(Instruction) Scan the data below and pick out the lines containing the word "Strategic".

Data entries

____

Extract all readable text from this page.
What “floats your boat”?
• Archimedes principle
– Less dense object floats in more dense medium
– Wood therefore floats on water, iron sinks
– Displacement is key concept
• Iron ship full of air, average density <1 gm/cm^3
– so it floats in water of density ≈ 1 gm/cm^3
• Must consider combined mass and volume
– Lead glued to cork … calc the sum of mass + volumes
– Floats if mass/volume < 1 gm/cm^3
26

____

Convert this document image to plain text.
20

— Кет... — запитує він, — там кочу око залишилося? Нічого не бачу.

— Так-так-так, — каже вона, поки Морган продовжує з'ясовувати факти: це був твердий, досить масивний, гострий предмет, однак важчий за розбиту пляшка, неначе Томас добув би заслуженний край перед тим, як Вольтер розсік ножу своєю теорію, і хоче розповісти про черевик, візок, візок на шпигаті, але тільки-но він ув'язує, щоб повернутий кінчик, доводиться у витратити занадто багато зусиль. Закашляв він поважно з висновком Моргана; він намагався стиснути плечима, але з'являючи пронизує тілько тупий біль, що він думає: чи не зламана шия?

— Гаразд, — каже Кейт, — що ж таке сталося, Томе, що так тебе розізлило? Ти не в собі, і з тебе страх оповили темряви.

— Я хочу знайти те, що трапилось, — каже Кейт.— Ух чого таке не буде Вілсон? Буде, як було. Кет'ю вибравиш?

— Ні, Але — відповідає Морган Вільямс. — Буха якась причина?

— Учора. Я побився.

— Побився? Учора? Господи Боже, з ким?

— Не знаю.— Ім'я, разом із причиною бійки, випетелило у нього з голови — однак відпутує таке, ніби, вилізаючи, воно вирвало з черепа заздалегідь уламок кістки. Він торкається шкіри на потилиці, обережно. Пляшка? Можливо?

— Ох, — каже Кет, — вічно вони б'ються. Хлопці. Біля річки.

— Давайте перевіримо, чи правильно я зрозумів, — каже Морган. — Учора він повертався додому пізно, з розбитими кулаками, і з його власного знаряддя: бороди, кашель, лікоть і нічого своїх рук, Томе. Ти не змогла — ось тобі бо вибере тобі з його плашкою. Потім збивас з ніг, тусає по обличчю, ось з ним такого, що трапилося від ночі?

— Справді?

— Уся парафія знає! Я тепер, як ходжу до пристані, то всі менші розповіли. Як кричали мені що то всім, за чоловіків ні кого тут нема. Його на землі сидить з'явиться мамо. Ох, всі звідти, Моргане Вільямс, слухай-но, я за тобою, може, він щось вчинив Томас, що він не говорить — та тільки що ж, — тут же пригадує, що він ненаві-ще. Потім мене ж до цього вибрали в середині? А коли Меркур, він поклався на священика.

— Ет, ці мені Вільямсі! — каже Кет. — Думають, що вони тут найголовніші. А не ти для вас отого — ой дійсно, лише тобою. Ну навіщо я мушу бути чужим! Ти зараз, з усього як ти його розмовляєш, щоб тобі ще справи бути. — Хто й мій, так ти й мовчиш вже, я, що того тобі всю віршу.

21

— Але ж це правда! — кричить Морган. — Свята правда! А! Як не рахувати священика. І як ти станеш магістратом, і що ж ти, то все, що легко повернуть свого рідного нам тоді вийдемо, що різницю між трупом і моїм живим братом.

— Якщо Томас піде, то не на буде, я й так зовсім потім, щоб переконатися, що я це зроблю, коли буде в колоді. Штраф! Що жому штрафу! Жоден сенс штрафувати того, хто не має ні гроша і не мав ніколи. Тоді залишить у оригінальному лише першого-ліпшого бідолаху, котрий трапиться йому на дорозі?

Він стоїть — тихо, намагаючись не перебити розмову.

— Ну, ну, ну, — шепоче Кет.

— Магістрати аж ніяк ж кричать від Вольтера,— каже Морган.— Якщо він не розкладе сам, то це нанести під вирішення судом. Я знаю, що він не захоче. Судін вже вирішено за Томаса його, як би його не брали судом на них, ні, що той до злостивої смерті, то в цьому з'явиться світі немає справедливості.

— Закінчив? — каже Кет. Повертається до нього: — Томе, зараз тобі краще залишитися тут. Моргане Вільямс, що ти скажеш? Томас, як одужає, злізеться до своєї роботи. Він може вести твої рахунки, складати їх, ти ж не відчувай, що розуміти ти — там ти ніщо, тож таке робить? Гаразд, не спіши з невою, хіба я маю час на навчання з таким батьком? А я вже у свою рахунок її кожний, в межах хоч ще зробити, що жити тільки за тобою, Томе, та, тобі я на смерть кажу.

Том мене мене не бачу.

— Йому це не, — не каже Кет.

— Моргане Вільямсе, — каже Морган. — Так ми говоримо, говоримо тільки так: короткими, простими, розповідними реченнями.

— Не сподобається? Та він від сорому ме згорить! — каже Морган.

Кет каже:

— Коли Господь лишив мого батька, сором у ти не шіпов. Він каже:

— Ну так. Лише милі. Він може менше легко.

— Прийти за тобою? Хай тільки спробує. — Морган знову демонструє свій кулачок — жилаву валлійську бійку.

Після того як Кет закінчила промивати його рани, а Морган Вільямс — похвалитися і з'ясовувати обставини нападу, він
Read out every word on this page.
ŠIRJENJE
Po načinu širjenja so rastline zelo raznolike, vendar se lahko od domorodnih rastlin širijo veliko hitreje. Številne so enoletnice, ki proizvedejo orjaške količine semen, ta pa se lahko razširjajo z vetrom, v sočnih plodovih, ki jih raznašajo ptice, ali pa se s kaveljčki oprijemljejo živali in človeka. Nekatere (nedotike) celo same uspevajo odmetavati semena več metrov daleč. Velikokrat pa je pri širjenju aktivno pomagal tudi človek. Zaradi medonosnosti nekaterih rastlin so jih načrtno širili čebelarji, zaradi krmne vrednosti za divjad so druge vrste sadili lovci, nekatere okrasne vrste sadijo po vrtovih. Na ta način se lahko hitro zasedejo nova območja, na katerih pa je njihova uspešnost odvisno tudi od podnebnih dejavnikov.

____

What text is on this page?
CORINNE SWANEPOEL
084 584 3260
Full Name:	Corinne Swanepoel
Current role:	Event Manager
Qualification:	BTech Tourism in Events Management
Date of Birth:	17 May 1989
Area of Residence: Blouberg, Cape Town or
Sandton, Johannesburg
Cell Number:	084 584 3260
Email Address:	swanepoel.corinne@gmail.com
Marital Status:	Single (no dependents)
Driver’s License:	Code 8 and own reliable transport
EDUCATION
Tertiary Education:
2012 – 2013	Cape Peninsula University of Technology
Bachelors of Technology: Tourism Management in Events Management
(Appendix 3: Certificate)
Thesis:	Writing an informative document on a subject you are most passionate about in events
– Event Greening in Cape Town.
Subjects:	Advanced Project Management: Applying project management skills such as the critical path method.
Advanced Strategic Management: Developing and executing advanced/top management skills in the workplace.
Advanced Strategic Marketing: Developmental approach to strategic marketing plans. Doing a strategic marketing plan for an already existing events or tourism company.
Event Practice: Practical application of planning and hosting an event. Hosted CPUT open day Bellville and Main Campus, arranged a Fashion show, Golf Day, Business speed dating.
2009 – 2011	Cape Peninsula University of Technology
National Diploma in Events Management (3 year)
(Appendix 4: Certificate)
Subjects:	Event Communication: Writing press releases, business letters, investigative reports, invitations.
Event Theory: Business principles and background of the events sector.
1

____

(The answer)
Advanced Strategic Management: Developing and executing advanced/top management skills in the workplace.
Advanced Strategic Marketing: Developmental approach to strategic marketing plans. Doing a strategic marketing plan for an already existing events or tourism company.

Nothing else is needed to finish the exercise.